▶ **PASSAGE**:
## begin

The distributions of reshuffled means for the control, treatmentA, and treatmentB groups all look relatively similar, and they are all centered around a mean of 55. It makes sense that these distributions all look similar since the response variables were randomly shuffled in the randomization_test() function. Since the original means were control = 10, treatmentA = 60, and treatmentB = 85, the fact that these distributions are centered around 55 makes sense, since that is centered in the context of the original means.
5. For comparison, calculate in R the standard statistical analysis you would use with these data. How does the p-value compare for the standard test versus the p value you estimated from your randomization test? If the p values seem very different, run the program again with a different starting seed (and/or increase the number of replications in your randomization test). If there are persistent differences in the p value of the standard test versus your randomization, what do you think is responsible for this difference?
Here, I am going to recreate the histogram of simulated means, and add the observed means as vertical lines.
ggplot(data = results_long,
aes(x = means, fill = group, color = group)) +
geom_histogram(position = "dodge", alpha = 0.2) +
theme(legend.position="top") +
geom_vline(aes(xintercept = 10), col = "red") + # add control mean line
geom_vline(aes(xintercept = 60), col = "green") + # add treatmentA mean line
geom_vline(aes(xintercept = 85), col = "blue") # add treatmentB mean line## `stat_bin()` using `bins = 30`. Pick better value with `binwidth`.
Looking at this histogram with the observed means added, we can see that the histogram lies between the control mean and treatmentB mean, and overlaps with the treatmentA mean. Within the histogram itself, the simulated means of the three groups overlap each other quite a lot, which makes sense because the values were shuffled for the randomization. The histograms are not covering the actual observed means for the control and treatmentB groups. This indicates that these observed means would rarely happen by chance if the null hypothesis was true (no statistically significant difference between the groups). Thus, the means for the three groups are likely significantly different from one another.

## end

▶ **STORED RECORDS**:

## begin

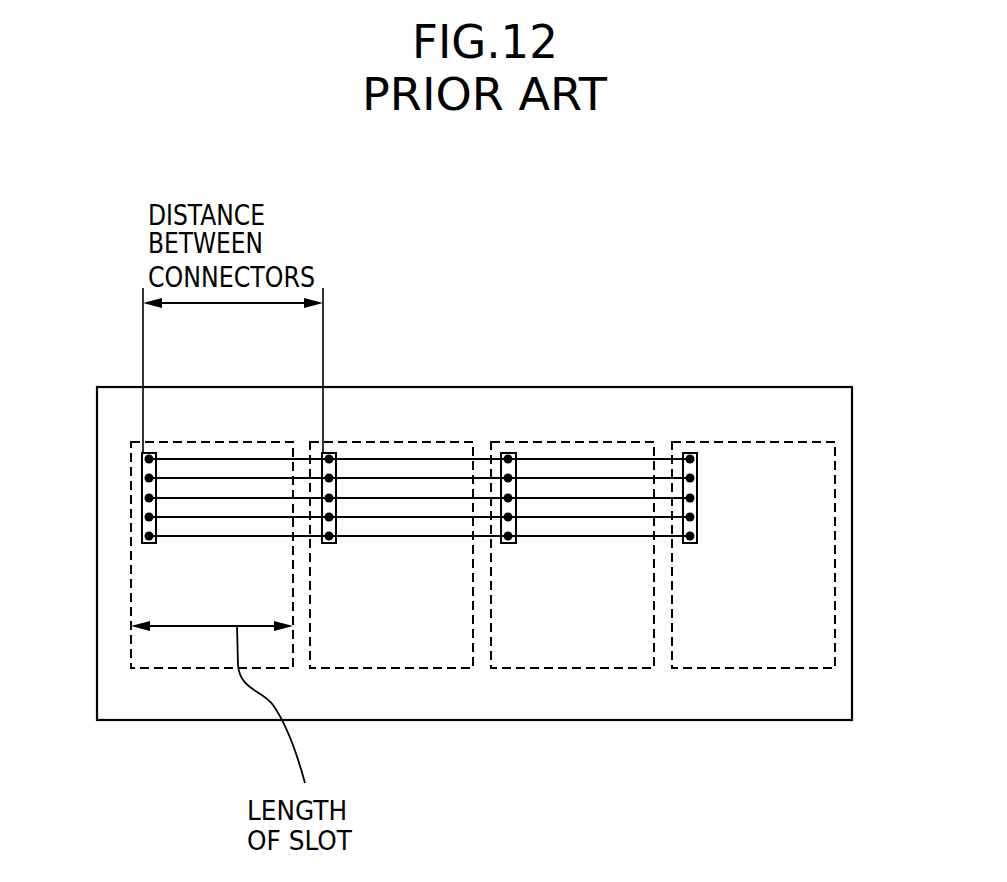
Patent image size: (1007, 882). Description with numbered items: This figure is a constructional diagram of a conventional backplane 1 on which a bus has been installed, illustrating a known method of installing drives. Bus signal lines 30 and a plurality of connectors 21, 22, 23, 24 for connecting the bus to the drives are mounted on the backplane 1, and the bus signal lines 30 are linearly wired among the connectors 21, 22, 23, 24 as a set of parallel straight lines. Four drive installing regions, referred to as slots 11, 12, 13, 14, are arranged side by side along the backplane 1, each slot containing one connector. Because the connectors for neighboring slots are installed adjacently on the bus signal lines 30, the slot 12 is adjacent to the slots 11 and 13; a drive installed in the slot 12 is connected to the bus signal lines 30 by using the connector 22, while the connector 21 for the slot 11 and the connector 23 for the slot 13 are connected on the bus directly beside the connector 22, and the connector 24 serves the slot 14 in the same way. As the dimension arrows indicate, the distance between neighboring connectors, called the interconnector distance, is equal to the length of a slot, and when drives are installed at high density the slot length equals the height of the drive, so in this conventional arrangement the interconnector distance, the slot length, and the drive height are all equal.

The backplane 1 is at (852, 652).
The slot 11 is at (167, 668).
The slot 12 is at (347, 668).
The slot 13 is at (527, 668).
The slot 14 is at (708, 668).
The connector 21 is at (148, 458).
The connector 22 is at (329, 458).
The connector 23 is at (508, 458).
The connector 24 is at (690, 458).
The bus signal lines 30 is at (190, 537).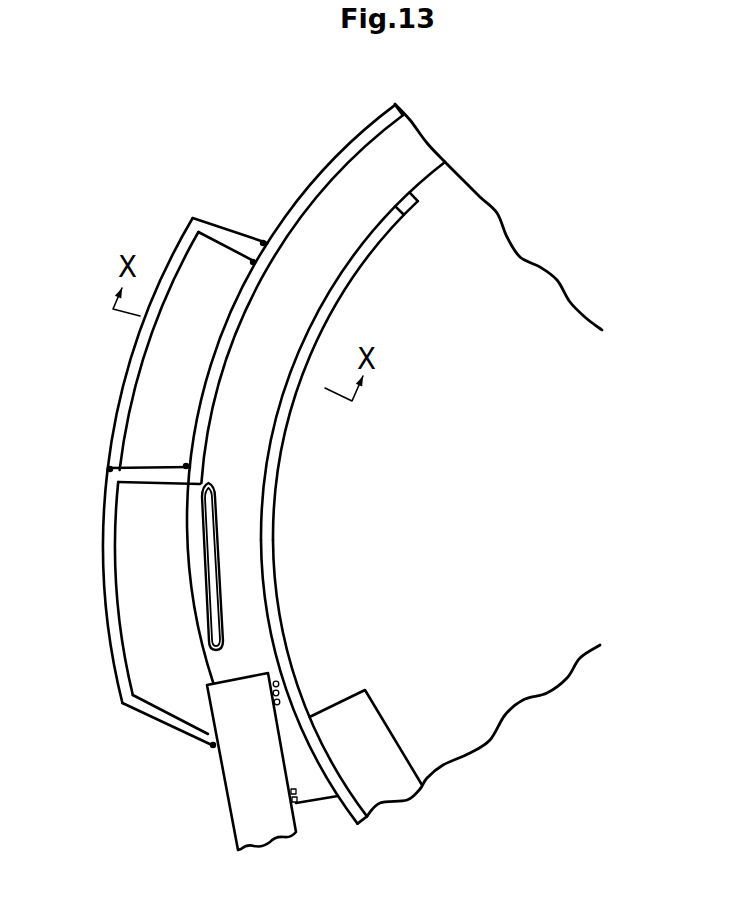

## end

▶ **EXERCISE TASKS**:
**A)** According to the randomization test passage, why do the distributions of reshuffled means for the control, treatmentA, and treatmentB groups look similar? Answer in one to three sentences.
**B)** Copy out the randomization test passage from "5. For comparison, calculate" to "for this difference?".

▶ **OUTPUTS FOR THE TASKS**:
**A)** They look similar because the response variables were randomly shuffled in the randomization_test() function.

**B)**
5. For comparison, calculate in R the standard statistical analysis you would use with these data. How does the p-value compare for the standard test versus the p value you estimated from your randomization test? If the p values seem very different, run the program again with a different starting seed (and/or increase the number of replications in your randomization test). If there are persistent differences in the p value of the standard test versus your randomization, what do you think is responsible for this difference?